• [Written request]: Extract all lines from the data beneath that include the word "label".
— begin Supplied material —
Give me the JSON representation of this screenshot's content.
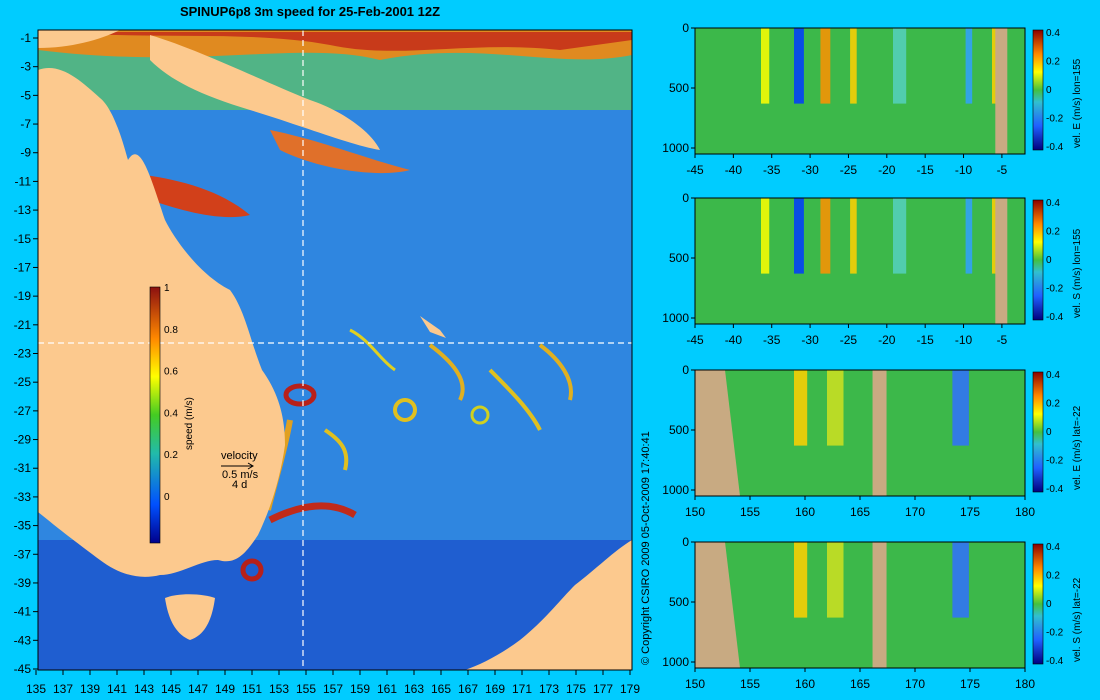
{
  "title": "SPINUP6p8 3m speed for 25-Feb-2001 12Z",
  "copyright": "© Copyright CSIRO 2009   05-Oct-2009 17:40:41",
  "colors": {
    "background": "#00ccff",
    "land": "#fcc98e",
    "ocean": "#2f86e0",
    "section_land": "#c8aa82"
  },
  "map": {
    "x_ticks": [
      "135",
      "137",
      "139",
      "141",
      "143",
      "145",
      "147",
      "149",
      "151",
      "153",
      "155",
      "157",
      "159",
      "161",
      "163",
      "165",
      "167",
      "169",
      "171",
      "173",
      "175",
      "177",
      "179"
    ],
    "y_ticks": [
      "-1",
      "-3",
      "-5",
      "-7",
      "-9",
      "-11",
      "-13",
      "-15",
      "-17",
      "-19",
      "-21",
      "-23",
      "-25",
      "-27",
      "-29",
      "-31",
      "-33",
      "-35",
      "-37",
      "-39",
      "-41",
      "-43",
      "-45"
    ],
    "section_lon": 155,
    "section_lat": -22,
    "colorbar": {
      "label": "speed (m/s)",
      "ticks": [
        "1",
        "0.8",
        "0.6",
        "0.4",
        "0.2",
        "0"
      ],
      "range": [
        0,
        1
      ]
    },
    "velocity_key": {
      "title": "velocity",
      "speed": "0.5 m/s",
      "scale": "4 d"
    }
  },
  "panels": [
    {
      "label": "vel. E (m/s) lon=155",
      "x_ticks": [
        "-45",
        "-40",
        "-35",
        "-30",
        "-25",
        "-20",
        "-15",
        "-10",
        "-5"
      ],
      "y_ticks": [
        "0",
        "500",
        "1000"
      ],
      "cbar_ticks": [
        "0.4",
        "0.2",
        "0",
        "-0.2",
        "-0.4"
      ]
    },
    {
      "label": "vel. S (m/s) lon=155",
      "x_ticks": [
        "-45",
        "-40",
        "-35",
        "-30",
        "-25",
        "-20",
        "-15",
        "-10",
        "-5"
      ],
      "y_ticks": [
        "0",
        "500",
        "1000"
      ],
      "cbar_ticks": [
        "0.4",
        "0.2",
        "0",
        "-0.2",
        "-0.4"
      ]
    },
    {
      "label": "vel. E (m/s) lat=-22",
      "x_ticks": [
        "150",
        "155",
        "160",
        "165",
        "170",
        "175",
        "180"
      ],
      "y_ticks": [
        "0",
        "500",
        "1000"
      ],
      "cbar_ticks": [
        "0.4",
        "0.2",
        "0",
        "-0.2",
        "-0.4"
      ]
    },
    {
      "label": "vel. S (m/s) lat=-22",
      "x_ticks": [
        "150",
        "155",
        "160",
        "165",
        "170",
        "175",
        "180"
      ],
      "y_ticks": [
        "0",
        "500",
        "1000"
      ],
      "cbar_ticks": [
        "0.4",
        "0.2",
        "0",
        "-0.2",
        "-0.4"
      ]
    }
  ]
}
— end Supplied material —
• [Result for this task]:
      "label": "speed (m/s)",
      "label": "vel. E (m/s) lon=155",
      "label": "vel. S (m/s) lon=155",
      "label": "vel. E (m/s) lat=-22",
      "label": "vel. S (m/s) lat=-22",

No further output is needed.